* **What to produce**
Copy every line of the following data that includes the string "멜키체덱의".

* **Data listing**
::::::::
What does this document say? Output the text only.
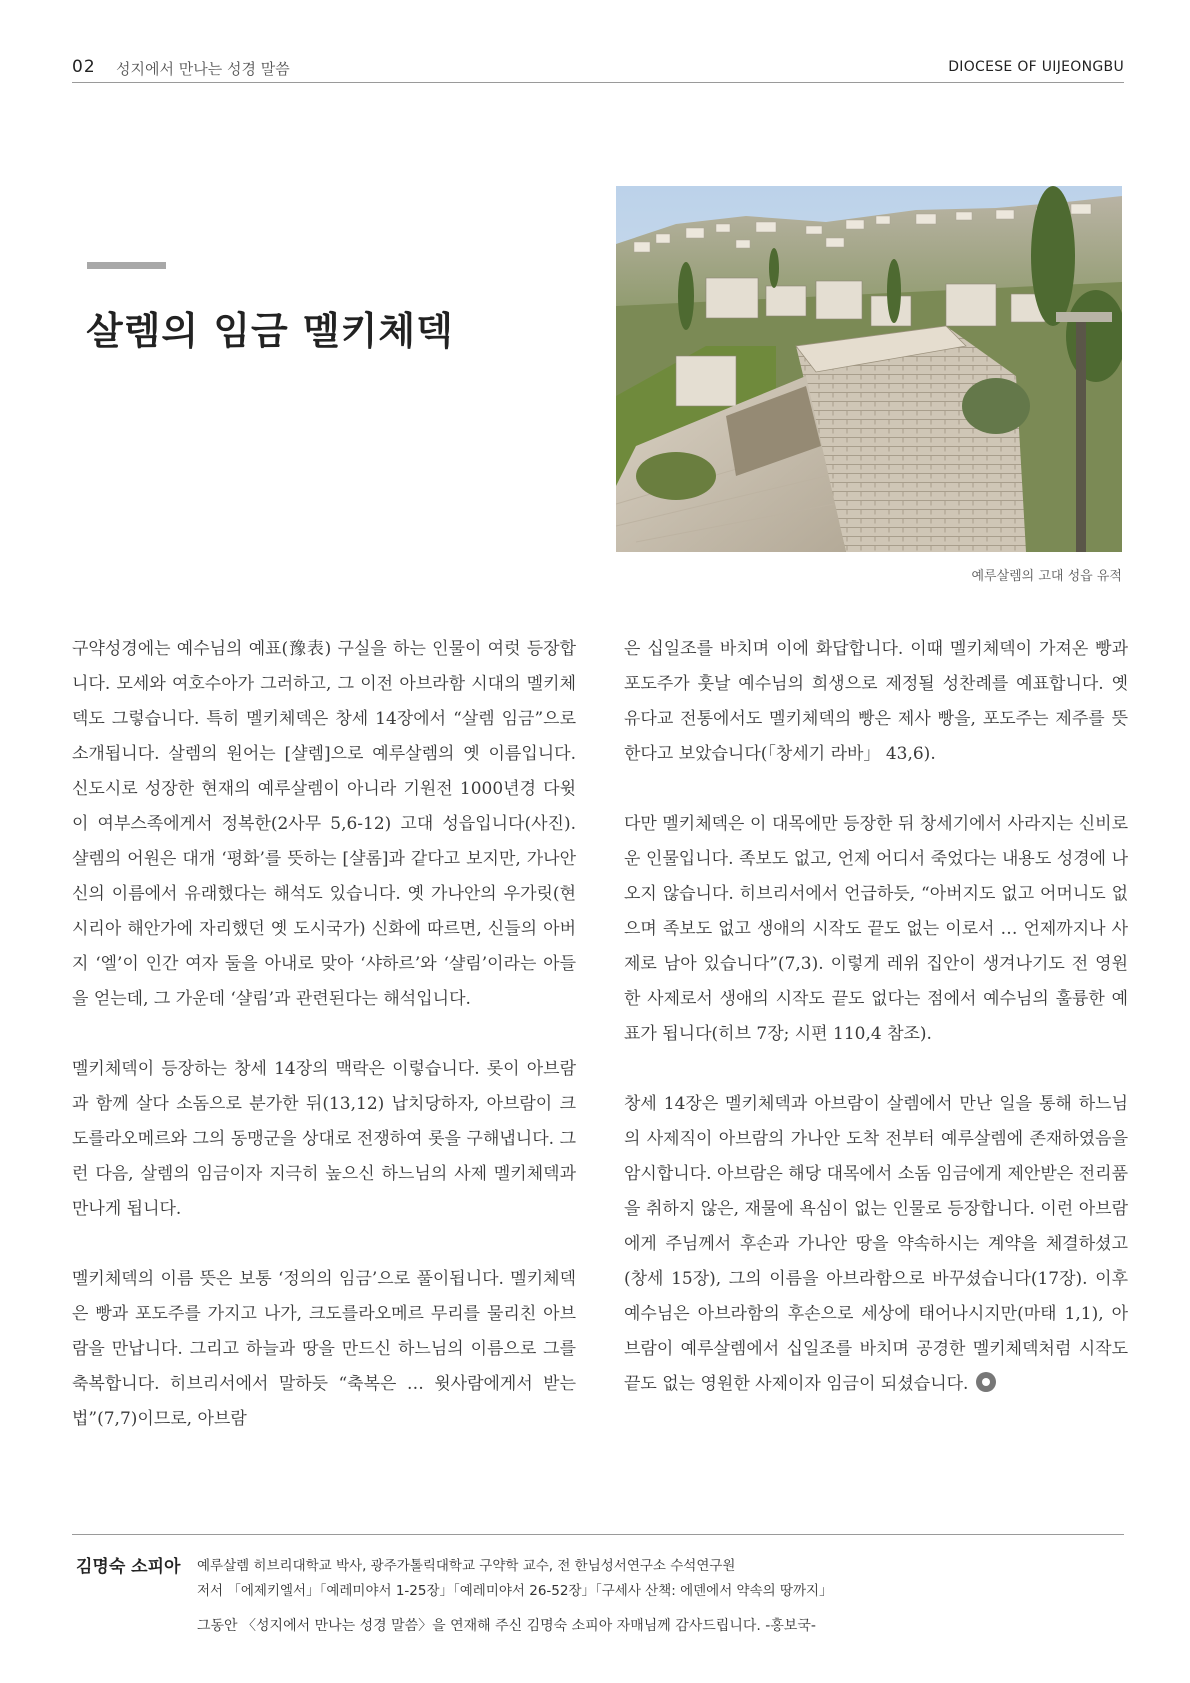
02 성지에서 만나는 성경 말씀	DIOCESE OF UIJEONGBU
살렘의 임금 멜키체덱
예루살렘의 고대 성읍 유적

구약성경에는 예수님의 예표(豫表) 구실을 하는 인물이 여럿 등장합니다. 모세와 여호수아가 그러하고, 그 이전 아브라함 시대의 멜키체덱도 그렇습니다. 특히 멜키체덱은 창세 14장에서 “살렘 임금”으로 소개됩니다. 살렘의 원어는 [샬렘]으로 예루살렘의 옛 이름입니다. 신도시로 성장한 현재의 예루살렘이 아니라 기원전 1000년경 다윗이 여부스족에게서 정복한(2사무 5,6-12) 고대 성읍입니다(사진). 샬렘의 어원은 대개 ‘평화’를 뜻하는 [샬롬]과 같다고 보지만, 가나안 신의 이름에서 유래했다는 해석도 있습니다. 옛 가나안의 우가릿(현 시리아 해안가에 자리했던 옛 도시국가) 신화에 따르면, 신들의 아버지 ‘엘’이 인간 여자 둘을 아내로 맞아 ‘샤하르’와 ‘샬림’이라는 아들을 얻는데, 그 가운데 ‘샬림’과 관련된다는 해석입니다.

멜키체덱이 등장하는 창세 14장의 맥락은 이렇습니다. 롯이 아브람과 함께 살다 소돔으로 분가한 뒤(13,12) 납치당하자, 아브람이 크도를라오메르와 그의 동맹군을 상대로 전쟁하여 롯을 구해냅니다. 그런 다음, 살렘의 임금이자 지극히 높으신 하느님의 사제 멜키체덱과 만나게 됩니다.

멜키체덱의 이름 뜻은 보통 ‘정의의 임금’으로 풀이됩니다. 멜키체덱은 빵과 포도주를 가지고 나가, 크도를라오메르 무리를 물리친 아브람을 만납니다. 그리고 하늘과 땅을 만드신 하느님의 이름으로 그를 축복합니다. 히브리서에서 말하듯 “축복은 … 윗사람에게서 받는 법”(7,7)이므로, 아브람

은 십일조를 바치며 이에 화답합니다. 이때 멜키체덱이 가져온 빵과 포도주가 훗날 예수님의 희생으로 제정될 성찬례를 예표합니다. 옛 유다교 전통에서도 멜키체덱의 빵은 제사 빵을, 포도주는 제주를 뜻한다고 보았습니다(「창세기 라바」 43,6).

다만 멜키체덱은 이 대목에만 등장한 뒤 창세기에서 사라지는 신비로운 인물입니다. 족보도 없고, 언제 어디서 죽었다는 내용도 성경에 나오지 않습니다. 히브리서에서 언급하듯, “아버지도 없고 어머니도 없으며 족보도 없고 생애의 시작도 끝도 없는 이로서 … 언제까지나 사제로 남아 있습니다”(7,3). 이렇게 레위 집안이 생겨나기도 전 영원한 사제로서 생애의 시작도 끝도 없다는 점에서 예수님의 훌륭한 예표가 됩니다(히브 7장; 시편 110,4 참조).

창세 14장은 멜키체덱과 아브람이 살렘에서 만난 일을 통해 하느님의 사제직이 아브람의 가나안 도착 전부터 예루살렘에 존재하였음을 암시합니다. 아브람은 해당 대목에서 소돔 임금에게 제안받은 전리품을 취하지 않은, 재물에 욕심이 없는 인물로 등장합니다. 이런 아브람에게 주님께서 후손과 가나안 땅을 약속하시는 계약을 체결하셨고(창세 15장), 그의 이름을 아브라함으로 바꾸셨습니다(17장). 이후 예수님은 아브라함의 후손으로 세상에 태어나시지만(마태 1,1), 아브람이 예루살렘에서 십일조를 바치며 공경한 멜키체덱처럼 시작도 끝도 없는 영원한 사제이자 임금이 되셨습니다.

김명숙 소피아 예루살렘 히브리대학교 박사, 광주가톨릭대학교 구약학 교수, 전 한님성서연구소 수석연구원
저서 「에제키엘서」「예레미야서 1-25장」「예레미야서 26-52장」「구세사 산책: 에덴에서 약속의 땅까지」
그동안 〈성지에서 만나는 성경 말씀〉을 연재해 주신 김명숙 소피아 자매님께 감사드립니다. -홍보국-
::::::::
* **Answer to the exercise**
멜키체덱의 이름 뜻은 보통 ‘정의의 임금’으로 풀이됩니다. 멜키체덱은 빵과 포도주를 가지고 나가, 크도를라오메르 무리를 물리친 아브람을 만납니다. 그리고 하늘과 땅을 만드신 하느님의 이름으로 그를 축복합니다. 히브리서에서 말하듯 “축복은 … 윗사람에게서 받는 법”(7,7)이므로, 아브람
은 십일조를 바치며 이에 화답합니다. 이때 멜키체덱이 가져온 빵과 포도주가 훗날 예수님의 희생으로 제정될 성찬례를 예표합니다. 옛 유다교 전통에서도 멜키체덱의 빵은 제사 빵을, 포도주는 제주를 뜻한다고 보았습니다(「창세기 라바」 43,6).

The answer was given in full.